- What the task requires -
Using the line that has "Output a JSON" as the starting point, print each line to the end of the material below word for word. Add no other lines.

- Given data -

------------------------------------------------------------

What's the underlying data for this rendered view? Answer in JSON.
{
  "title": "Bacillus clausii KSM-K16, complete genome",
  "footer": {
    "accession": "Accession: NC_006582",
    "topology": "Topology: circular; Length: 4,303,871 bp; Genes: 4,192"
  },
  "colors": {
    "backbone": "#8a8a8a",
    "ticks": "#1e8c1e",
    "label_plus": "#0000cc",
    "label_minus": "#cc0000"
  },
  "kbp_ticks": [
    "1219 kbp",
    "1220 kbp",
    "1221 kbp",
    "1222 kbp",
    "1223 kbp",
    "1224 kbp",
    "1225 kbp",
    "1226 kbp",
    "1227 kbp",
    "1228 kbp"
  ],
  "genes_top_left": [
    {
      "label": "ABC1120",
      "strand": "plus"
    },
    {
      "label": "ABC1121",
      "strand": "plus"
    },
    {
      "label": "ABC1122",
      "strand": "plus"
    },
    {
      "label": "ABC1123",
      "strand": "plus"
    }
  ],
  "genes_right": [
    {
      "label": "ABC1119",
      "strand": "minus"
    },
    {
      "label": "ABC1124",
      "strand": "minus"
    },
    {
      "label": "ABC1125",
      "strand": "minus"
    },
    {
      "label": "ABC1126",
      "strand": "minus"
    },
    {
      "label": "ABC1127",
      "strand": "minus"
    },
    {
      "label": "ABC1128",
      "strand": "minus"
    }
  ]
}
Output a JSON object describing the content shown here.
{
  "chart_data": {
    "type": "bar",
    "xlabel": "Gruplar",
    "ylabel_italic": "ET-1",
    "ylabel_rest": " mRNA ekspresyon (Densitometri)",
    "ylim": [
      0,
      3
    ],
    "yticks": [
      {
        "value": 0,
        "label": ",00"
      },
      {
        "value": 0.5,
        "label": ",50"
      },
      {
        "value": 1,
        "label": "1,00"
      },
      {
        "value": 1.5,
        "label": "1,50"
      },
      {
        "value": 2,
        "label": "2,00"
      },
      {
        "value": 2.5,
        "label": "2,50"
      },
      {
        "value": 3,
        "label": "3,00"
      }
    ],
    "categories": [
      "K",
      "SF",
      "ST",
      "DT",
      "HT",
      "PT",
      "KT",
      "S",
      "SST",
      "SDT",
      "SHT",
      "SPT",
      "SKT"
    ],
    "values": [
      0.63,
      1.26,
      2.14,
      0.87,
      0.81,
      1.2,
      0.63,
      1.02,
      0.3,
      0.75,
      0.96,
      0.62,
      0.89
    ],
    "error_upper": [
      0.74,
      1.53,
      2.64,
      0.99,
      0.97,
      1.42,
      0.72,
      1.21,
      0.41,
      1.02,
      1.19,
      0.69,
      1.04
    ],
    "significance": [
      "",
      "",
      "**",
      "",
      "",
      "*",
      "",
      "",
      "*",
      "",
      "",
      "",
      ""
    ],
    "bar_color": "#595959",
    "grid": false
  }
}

------------------------------------------------------------

- Problem solution -
Output a JSON object describing the content shown here.
{
  "chart_data": {
    "type": "bar",
    "xlabel": "Gruplar",
    "ylabel_italic": "ET-1",
    "ylabel_rest": " mRNA ekspresyon (Densitometri)",
    "ylim": [
      0,
      3
    ],
    "yticks": [
      {
        "value": 0,
        "label": ",00"
      },
      {
        "value": 0.5,
        "label": ",50"
      },
      {
        "value": 1,
        "label": "1,00"
      },
      {
        "value": 1.5,
        "label": "1,50"
      },
      {
        "value": 2,
        "label": "2,00"
      },
      {
        "value": 2.5,
        "label": "2,50"
      },
      {
        "value": 3,
        "label": "3,00"
      }
    ],
    "categories": [
      "K",
      "SF",
      "ST",
      "DT",
      "HT",
      "PT",
      "KT",
      "S",
      "SST",
      "SDT",
      "SHT",
      "SPT",
      "SKT"
    ],
    "values": [
      0.63,
      1.26,
      2.14,
      0.87,
      0.81,
      1.2,
      0.63,
      1.02,
      0.3,
      0.75,
      0.96,
      0.62,
      0.89
    ],
    "error_upper": [
      0.74,
      1.53,
      2.64,
      0.99,
      0.97,
      1.42,
      0.72,
      1.21,
      0.41,
      1.02,
      1.19,
      0.69,
      1.04
    ],
    "significance": [
      "",
      "",
      "**",
      "",
      "",
      "*",
      "",
      "",
      "*",
      "",
      "",
      "",
      ""
    ],
    "bar_color": "#595959",
    "grid": false
  }
}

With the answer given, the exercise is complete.